§ **Work to complete**
Transcribe the material verbatim in full; the pictures do not belong in the copy.

[Dataset excerpts]
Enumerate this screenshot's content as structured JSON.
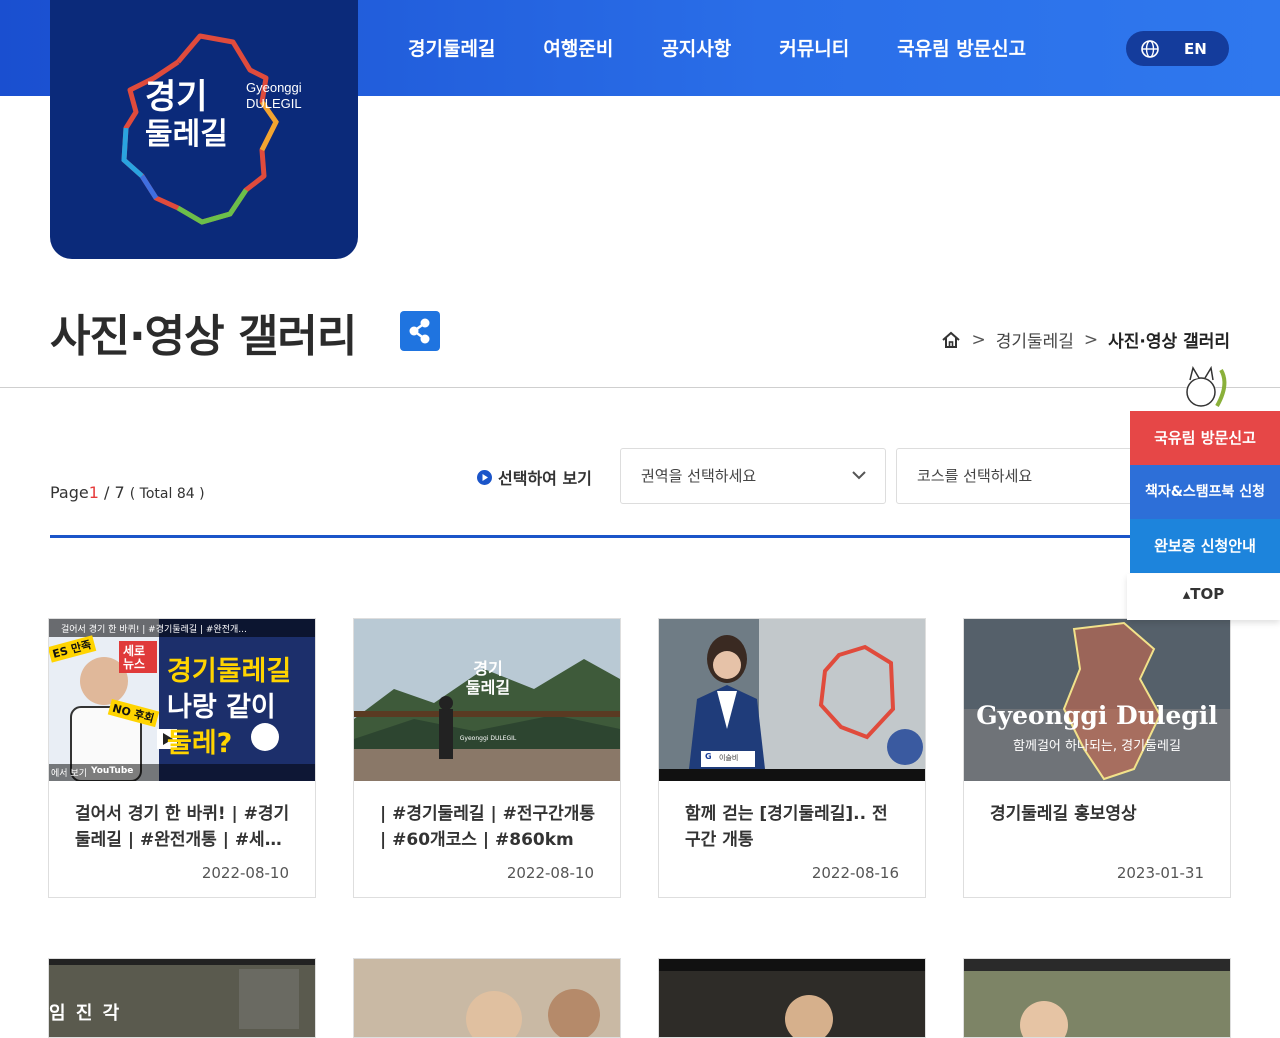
{
  "header": {
    "logo": {
      "ko_line1": "경기",
      "ko_line2": "둘레길",
      "en_line1": "Gyeonggi",
      "en_line2": "DULEGIL"
    },
    "nav": [
      "경기둘레길",
      "여행준비",
      "공지사항",
      "커뮤니티",
      "국유림 방문신고"
    ],
    "lang_label": "EN"
  },
  "page": {
    "title": "사진·영상 갤러리",
    "breadcrumb": [
      "경기둘레길",
      "사진·영상 갤러리"
    ]
  },
  "list": {
    "page_label": "Page",
    "current_page": "1",
    "total_pages": "/ 7",
    "total_text": "( Total 84 )",
    "select_heading": "선택하여 보기",
    "region_placeholder": "권역을 선택하세요",
    "course_placeholder": "코스를 선택하세요"
  },
  "cards": [
    {
      "title": "걸어서 경기 한 바퀴! | #경기둘레길 | #완전개통 | #세…",
      "date": "2022-08-10",
      "thumb": {
        "top_caption": "걸어서 경기 한 바퀴! | #경기둘레길 | #완전개...",
        "badge": "세로 뉴스",
        "tag_es": "ES 만족",
        "tag_no": "NO 후회",
        "main_1": "경기둘레길",
        "main_2": "나랑 같이",
        "main_3": "둘레?",
        "yt": "YouTube",
        "left_note": "에서 보기"
      }
    },
    {
      "title": "| #경기둘레길 | #전구간개통 | #60개코스 | #860km",
      "date": "2022-08-10",
      "thumb": {
        "logo_1": "경기",
        "logo_2": "둘레길",
        "logo_en": "Gyeonggi DULEGIL"
      }
    },
    {
      "title": "함께 걷는 [경기둘레길].. 전구간 개통",
      "date": "2022-08-16",
      "thumb": {
        "channel": "G",
        "name": "이슬비"
      }
    },
    {
      "title": "경기둘레길 홍보영상",
      "date": "2023-01-31",
      "thumb": {
        "headline": "Gyeonggi Dulegil",
        "sub": "함께걸어 하나되는, 경기둘레길"
      }
    }
  ],
  "cards_row2": [
    {
      "tag": "임 진 각"
    },
    {},
    {},
    {}
  ],
  "quick": {
    "items": [
      "국유림 방문신고",
      "책자&스탬프북 신청",
      "완보증 신청안내"
    ],
    "top_label": "TOP"
  },
  "colors": {
    "nav_bg": "#2a6ee8",
    "logo_bg": "#0b2a7a",
    "accent_red": "#e63b3b",
    "accent_blue": "#1b55c9"
  }
}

§ **Exercise output**
Enumerate this screenshot's content as structured JSON.
{
  "header": {
    "logo": {
      "ko_line1": "경기",
      "ko_line2": "둘레길",
      "en_line1": "Gyeonggi",
      "en_line2": "DULEGIL"
    },
    "nav": [
      "경기둘레길",
      "여행준비",
      "공지사항",
      "커뮤니티",
      "국유림 방문신고"
    ],
    "lang_label": "EN"
  },
  "page": {
    "title": "사진·영상 갤러리",
    "breadcrumb": [
      "경기둘레길",
      "사진·영상 갤러리"
    ]
  },
  "list": {
    "page_label": "Page",
    "current_page": "1",
    "total_pages": "/ 7",
    "total_text": "( Total 84 )",
    "select_heading": "선택하여 보기",
    "region_placeholder": "권역을 선택하세요",
    "course_placeholder": "코스를 선택하세요"
  },
  "cards": [
    {
      "title": "걸어서 경기 한 바퀴! | #경기둘레길 | #완전개통 | #세…",
      "date": "2022-08-10",
      "thumb": {
        "top_caption": "걸어서 경기 한 바퀴! | #경기둘레길 | #완전개...",
        "badge": "세로 뉴스",
        "tag_es": "ES 만족",
        "tag_no": "NO 후회",
        "main_1": "경기둘레길",
        "main_2": "나랑 같이",
        "main_3": "둘레?",
        "yt": "YouTube",
        "left_note": "에서 보기"
      }
    },
    {
      "title": "| #경기둘레길 | #전구간개통 | #60개코스 | #860km",
      "date": "2022-08-10",
      "thumb": {
        "logo_1": "경기",
        "logo_2": "둘레길",
        "logo_en": "Gyeonggi DULEGIL"
      }
    },
    {
      "title": "함께 걷는 [경기둘레길].. 전구간 개통",
      "date": "2022-08-16",
      "thumb": {
        "channel": "G",
        "name": "이슬비"
      }
    },
    {
      "title": "경기둘레길 홍보영상",
      "date": "2023-01-31",
      "thumb": {
        "headline": "Gyeonggi Dulegil",
        "sub": "함께걸어 하나되는, 경기둘레길"
      }
    }
  ],
  "cards_row2": [
    {
      "tag": "임 진 각"
    },
    {},
    {},
    {}
  ],
  "quick": {
    "items": [
      "국유림 방문신고",
      "책자&스탬프북 신청",
      "완보증 신청안내"
    ],
    "top_label": "TOP"
  },
  "colors": {
    "nav_bg": "#2a6ee8",
    "logo_bg": "#0b2a7a",
    "accent_red": "#e63b3b",
    "accent_blue": "#1b55c9"
  }
}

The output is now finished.